- What to produce
Set down, in full, every record in the block.

(Data items)
*-*-*

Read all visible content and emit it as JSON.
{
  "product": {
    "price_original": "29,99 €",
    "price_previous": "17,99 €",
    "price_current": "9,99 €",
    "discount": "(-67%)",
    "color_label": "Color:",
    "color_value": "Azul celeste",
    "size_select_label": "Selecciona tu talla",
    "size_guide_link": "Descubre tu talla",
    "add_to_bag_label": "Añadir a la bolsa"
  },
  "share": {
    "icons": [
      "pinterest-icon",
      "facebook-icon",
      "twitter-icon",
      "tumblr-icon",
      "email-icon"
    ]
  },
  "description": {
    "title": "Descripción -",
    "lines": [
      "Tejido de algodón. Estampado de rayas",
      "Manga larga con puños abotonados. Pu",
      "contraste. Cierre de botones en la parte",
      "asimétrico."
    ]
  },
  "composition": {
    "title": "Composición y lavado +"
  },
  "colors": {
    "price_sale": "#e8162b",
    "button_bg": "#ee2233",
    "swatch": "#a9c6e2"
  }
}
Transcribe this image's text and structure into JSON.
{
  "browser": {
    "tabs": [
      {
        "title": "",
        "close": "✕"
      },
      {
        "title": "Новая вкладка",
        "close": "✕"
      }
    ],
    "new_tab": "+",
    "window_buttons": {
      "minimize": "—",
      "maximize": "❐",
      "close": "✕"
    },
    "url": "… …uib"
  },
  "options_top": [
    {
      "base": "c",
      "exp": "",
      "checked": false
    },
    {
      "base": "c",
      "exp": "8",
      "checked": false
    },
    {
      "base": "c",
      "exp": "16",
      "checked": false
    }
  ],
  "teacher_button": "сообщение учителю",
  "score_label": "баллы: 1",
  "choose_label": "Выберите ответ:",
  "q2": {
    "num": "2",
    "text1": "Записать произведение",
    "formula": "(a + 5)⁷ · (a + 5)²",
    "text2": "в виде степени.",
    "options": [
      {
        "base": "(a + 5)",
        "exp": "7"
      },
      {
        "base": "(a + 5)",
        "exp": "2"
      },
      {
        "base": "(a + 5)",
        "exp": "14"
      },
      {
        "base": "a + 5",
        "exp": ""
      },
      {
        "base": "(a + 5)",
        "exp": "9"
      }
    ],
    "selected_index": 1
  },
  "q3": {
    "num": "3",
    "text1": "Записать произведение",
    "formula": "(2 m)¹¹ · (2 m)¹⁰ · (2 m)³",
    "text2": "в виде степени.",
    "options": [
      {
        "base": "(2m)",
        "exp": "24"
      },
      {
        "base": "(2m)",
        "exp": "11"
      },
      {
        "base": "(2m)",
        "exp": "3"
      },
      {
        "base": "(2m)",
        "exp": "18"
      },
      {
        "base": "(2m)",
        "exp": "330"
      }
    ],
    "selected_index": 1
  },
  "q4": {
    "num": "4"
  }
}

*-*-*

- The solution
Read all visible content and emit it as JSON.
{
  "product": {
    "price_original": "29,99 €",
    "price_previous": "17,99 €",
    "price_current": "9,99 €",
    "discount": "(-67%)",
    "color_label": "Color:",
    "color_value": "Azul celeste",
    "size_select_label": "Selecciona tu talla",
    "size_guide_link": "Descubre tu talla",
    "add_to_bag_label": "Añadir a la bolsa"
  },
  "share": {
    "icons": [
      "pinterest-icon",
      "facebook-icon",
      "twitter-icon",
      "tumblr-icon",
      "email-icon"
    ]
  },
  "description": {
    "title": "Descripción -",
    "lines": [
      "Tejido de algodón. Estampado de rayas",
      "Manga larga con puños abotonados. Pu",
      "contraste. Cierre de botones en la parte",
      "asimétrico."
    ]
  },
  "composition": {
    "title": "Composición y lavado +"
  },
  "colors": {
    "price_sale": "#e8162b",
    "button_bg": "#ee2233",
    "swatch": "#a9c6e2"
  }
}
Transcribe this image's text and structure into JSON.
{
  "browser": {
    "tabs": [
      {
        "title": "",
        "close": "✕"
      },
      {
        "title": "Новая вкладка",
        "close": "✕"
      }
    ],
    "new_tab": "+",
    "window_buttons": {
      "minimize": "—",
      "maximize": "❐",
      "close": "✕"
    },
    "url": "… …uib"
  },
  "options_top": [
    {
      "base": "c",
      "exp": "",
      "checked": false
    },
    {
      "base": "c",
      "exp": "8",
      "checked": false
    },
    {
      "base": "c",
      "exp": "16",
      "checked": false
    }
  ],
  "teacher_button": "сообщение учителю",
  "score_label": "баллы: 1",
  "choose_label": "Выберите ответ:",
  "q2": {
    "num": "2",
    "text1": "Записать произведение",
    "formula": "(a + 5)⁷ · (a + 5)²",
    "text2": "в виде степени.",
    "options": [
      {
        "base": "(a + 5)",
        "exp": "7"
      },
      {
        "base": "(a + 5)",
        "exp": "2"
      },
      {
        "base": "(a + 5)",
        "exp": "14"
      },
      {
        "base": "a + 5",
        "exp": ""
      },
      {
        "base": "(a + 5)",
        "exp": "9"
      }
    ],
    "selected_index": 1
  },
  "q3": {
    "num": "3",
    "text1": "Записать произведение",
    "formula": "(2 m)¹¹ · (2 m)¹⁰ · (2 m)³",
    "text2": "в виде степени.",
    "options": [
      {
        "base": "(2m)",
        "exp": "24"
      },
      {
        "base": "(2m)",
        "exp": "11"
      },
      {
        "base": "(2m)",
        "exp": "3"
      },
      {
        "base": "(2m)",
        "exp": "18"
      },
      {
        "base": "(2m)",
        "exp": "330"
      }
    ],
    "selected_index": 1
  },
  "q4": {
    "num": "4"
  }
}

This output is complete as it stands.